Begin

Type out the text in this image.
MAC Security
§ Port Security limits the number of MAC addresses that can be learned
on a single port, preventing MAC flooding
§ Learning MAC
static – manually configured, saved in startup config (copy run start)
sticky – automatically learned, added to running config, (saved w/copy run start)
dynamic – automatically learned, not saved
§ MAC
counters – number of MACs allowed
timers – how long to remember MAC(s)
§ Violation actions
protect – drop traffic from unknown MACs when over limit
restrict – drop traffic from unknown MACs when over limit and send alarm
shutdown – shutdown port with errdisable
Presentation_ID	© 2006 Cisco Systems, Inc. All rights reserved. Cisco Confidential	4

End

WHAT THE TASK ASKS
Restate the listing above word for word.

THE REPLY
Type out the text in this image.
MAC Security
§ Port Security limits the number of MAC addresses that can be learned
on a single port, preventing MAC flooding
§ Learning MAC
static – manually configured, saved in startup config (copy run start)
sticky – automatically learned, added to running config, (saved w/copy run start)
dynamic – automatically learned, not saved
§ MAC
counters – number of MACs allowed
timers – how long to remember MAC(s)
§ Violation actions
protect – drop traffic from unknown MACs when over limit
restrict – drop traffic from unknown MACs when over limit and send alarm
shutdown – shutdown port with errdisable
Presentation_ID	© 2006 Cisco Systems, Inc. All rights reserved. Cisco Confidential	4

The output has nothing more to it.